WHAT TO DO: Show every line where "venenum" occurs.
--
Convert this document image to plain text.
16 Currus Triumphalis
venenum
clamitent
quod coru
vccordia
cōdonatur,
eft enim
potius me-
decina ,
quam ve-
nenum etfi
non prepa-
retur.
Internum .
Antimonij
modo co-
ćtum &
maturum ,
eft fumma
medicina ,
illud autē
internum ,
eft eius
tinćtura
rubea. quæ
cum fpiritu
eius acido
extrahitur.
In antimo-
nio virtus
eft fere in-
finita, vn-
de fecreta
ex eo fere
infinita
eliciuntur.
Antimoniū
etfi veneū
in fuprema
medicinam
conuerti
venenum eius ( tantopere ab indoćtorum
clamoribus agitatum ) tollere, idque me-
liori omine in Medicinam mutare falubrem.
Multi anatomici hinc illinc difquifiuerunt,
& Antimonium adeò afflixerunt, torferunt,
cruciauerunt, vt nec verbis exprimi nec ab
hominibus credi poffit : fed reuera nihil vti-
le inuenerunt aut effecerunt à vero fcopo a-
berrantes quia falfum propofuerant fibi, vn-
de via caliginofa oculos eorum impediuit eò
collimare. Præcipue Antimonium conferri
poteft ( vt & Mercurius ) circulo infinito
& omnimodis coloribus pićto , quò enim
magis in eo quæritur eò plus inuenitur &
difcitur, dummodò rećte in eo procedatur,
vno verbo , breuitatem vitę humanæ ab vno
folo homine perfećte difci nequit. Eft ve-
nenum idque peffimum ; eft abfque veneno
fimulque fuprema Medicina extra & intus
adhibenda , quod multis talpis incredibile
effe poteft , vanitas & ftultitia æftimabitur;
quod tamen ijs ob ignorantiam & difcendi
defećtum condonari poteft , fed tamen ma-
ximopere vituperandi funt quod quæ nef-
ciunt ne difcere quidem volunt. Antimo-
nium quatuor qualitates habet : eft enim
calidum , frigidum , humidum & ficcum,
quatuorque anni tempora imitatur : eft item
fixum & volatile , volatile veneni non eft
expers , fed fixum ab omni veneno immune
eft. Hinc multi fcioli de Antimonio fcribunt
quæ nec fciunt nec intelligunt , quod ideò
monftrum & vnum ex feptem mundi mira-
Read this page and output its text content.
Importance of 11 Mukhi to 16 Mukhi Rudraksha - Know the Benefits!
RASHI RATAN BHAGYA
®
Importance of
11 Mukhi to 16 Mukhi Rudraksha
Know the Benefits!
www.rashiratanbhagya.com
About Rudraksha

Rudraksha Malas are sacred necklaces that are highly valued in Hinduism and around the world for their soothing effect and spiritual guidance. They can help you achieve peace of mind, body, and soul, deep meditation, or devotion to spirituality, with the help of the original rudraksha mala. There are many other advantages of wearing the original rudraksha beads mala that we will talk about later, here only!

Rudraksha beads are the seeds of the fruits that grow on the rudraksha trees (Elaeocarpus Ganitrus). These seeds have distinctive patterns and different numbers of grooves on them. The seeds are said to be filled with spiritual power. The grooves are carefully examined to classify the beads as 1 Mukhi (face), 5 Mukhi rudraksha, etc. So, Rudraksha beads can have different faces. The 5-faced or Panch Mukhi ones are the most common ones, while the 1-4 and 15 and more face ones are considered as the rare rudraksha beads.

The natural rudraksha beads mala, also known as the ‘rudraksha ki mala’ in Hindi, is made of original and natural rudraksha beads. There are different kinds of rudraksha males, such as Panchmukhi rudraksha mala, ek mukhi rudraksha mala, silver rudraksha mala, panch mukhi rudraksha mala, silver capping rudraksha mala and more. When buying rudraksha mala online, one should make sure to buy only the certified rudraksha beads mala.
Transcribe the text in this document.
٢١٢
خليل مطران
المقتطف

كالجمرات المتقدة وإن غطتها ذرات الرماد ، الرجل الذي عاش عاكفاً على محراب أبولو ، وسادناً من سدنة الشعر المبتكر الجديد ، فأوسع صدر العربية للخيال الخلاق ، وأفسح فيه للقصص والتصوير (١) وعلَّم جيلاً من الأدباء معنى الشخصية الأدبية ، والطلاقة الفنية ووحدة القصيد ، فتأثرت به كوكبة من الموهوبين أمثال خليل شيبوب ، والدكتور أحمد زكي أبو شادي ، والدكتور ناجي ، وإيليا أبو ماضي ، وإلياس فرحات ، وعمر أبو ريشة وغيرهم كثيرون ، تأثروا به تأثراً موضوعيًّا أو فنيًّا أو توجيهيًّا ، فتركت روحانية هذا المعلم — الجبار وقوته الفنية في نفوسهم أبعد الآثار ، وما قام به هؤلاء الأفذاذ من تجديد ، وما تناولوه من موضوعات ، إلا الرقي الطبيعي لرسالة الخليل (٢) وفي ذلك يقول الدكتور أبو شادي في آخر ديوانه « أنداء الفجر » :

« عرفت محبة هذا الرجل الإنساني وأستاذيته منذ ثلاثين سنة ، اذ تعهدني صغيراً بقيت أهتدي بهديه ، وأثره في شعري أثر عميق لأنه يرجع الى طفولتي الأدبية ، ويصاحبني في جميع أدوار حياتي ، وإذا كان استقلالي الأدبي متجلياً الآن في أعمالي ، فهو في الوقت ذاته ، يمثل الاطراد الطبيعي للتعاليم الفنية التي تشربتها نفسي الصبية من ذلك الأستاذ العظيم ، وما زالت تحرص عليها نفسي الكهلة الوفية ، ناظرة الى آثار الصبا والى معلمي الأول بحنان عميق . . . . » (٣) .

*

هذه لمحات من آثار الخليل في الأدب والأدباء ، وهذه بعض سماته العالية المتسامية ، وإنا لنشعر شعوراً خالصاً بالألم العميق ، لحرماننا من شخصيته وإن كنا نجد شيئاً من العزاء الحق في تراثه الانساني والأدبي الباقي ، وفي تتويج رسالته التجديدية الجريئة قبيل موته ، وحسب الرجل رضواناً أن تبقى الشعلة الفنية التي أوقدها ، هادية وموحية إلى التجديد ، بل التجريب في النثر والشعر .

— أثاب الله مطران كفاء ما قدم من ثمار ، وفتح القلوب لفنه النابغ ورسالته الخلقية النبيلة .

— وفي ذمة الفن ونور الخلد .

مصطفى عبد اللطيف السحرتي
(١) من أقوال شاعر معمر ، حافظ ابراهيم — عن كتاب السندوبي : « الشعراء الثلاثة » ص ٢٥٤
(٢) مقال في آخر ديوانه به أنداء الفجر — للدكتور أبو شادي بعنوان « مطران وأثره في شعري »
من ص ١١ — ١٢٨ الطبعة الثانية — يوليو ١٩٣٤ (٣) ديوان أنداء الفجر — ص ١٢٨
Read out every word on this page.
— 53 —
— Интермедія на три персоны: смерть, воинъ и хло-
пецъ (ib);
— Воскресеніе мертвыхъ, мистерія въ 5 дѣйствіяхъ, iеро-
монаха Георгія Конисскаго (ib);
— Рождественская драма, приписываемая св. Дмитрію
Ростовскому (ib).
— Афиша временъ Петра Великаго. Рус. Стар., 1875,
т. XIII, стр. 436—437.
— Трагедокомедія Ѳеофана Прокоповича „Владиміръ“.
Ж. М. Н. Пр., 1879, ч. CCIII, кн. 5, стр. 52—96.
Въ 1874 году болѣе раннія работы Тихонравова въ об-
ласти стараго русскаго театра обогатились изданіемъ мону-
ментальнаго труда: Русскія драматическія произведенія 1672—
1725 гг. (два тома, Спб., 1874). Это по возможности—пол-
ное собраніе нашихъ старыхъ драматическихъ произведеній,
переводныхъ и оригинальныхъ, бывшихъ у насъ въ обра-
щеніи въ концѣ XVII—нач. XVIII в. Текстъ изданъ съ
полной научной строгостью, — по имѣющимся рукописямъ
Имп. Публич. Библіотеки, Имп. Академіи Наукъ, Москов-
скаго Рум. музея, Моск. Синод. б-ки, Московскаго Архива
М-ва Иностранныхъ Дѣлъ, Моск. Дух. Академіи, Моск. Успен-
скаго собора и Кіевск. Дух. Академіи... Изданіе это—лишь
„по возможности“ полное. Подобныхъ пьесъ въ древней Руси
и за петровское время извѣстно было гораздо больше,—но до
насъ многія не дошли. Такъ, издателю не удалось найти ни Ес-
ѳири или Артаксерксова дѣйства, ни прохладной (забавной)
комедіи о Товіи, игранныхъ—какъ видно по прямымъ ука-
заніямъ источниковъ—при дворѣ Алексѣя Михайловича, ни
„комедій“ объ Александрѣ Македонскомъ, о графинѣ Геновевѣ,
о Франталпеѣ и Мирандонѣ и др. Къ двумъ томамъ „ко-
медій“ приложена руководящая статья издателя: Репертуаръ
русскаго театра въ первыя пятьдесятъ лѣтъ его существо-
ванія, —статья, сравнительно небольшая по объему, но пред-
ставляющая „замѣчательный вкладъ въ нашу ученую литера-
--
EXPECTED ANSWER:
venenum
venenum eius ( tantopere ab indoćtorum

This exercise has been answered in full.